— Start of TASK DATA —

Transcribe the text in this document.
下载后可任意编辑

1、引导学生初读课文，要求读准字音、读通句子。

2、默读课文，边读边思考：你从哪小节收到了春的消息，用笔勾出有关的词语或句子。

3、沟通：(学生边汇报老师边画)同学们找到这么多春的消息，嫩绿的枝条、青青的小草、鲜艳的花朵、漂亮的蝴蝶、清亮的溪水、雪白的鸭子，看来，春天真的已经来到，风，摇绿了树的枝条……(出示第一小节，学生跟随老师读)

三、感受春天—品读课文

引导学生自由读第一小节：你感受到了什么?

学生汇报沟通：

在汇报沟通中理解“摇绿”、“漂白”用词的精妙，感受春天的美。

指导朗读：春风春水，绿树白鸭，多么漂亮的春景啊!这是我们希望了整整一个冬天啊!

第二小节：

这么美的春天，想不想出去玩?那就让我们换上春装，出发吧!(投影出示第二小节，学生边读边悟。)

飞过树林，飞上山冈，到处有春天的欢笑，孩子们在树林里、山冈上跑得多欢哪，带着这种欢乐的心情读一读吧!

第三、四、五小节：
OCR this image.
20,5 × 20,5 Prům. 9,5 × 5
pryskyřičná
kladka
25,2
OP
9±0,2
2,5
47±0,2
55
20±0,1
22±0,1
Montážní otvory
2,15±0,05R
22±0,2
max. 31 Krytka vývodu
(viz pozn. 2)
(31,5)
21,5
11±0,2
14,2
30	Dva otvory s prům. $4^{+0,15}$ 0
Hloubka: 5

— End of TASK DATA —

## INSTRUCTIONS TO FOLLOW:
Make an exact copy of the listing, including every line.

## REPLY TO THE EXERCISE:
Transcribe the text in this document.
下载后可任意编辑

1、引导学生初读课文，要求读准字音、读通句子。

2、默读课文，边读边思考：你从哪小节收到了春的消息，用笔勾出有关的词语或句子。

3、沟通：(学生边汇报老师边画)同学们找到这么多春的消息，嫩绿的枝条、青青的小草、鲜艳的花朵、漂亮的蝴蝶、清亮的溪水、雪白的鸭子，看来，春天真的已经来到，风，摇绿了树的枝条……(出示第一小节，学生跟随老师读)

三、感受春天—品读课文

引导学生自由读第一小节：你感受到了什么?

学生汇报沟通：

在汇报沟通中理解“摇绿”、“漂白”用词的精妙，感受春天的美。

指导朗读：春风春水，绿树白鸭，多么漂亮的春景啊!这是我们希望了整整一个冬天啊!

第二小节：

这么美的春天，想不想出去玩?那就让我们换上春装，出发吧!(投影出示第二小节，学生边读边悟。)

飞过树林，飞上山冈，到处有春天的欢笑，孩子们在树林里、山冈上跑得多欢哪，带着这种欢乐的心情读一读吧!

第三、四、五小节：
OCR this image.
20,5 × 20,5 Prům. 9,5 × 5
pryskyřičná
kladka
25,2
OP
9±0,2
2,5
47±0,2
55
20±0,1
22±0,1
Montážní otvory
2,15±0,05R
22±0,2
max. 31 Krytka vývodu
(viz pozn. 2)
(31,5)
21,5
11±0,2
14,2
30	Dva otvory s prům. $4^{+0,15}$ 0
Hloubka: 5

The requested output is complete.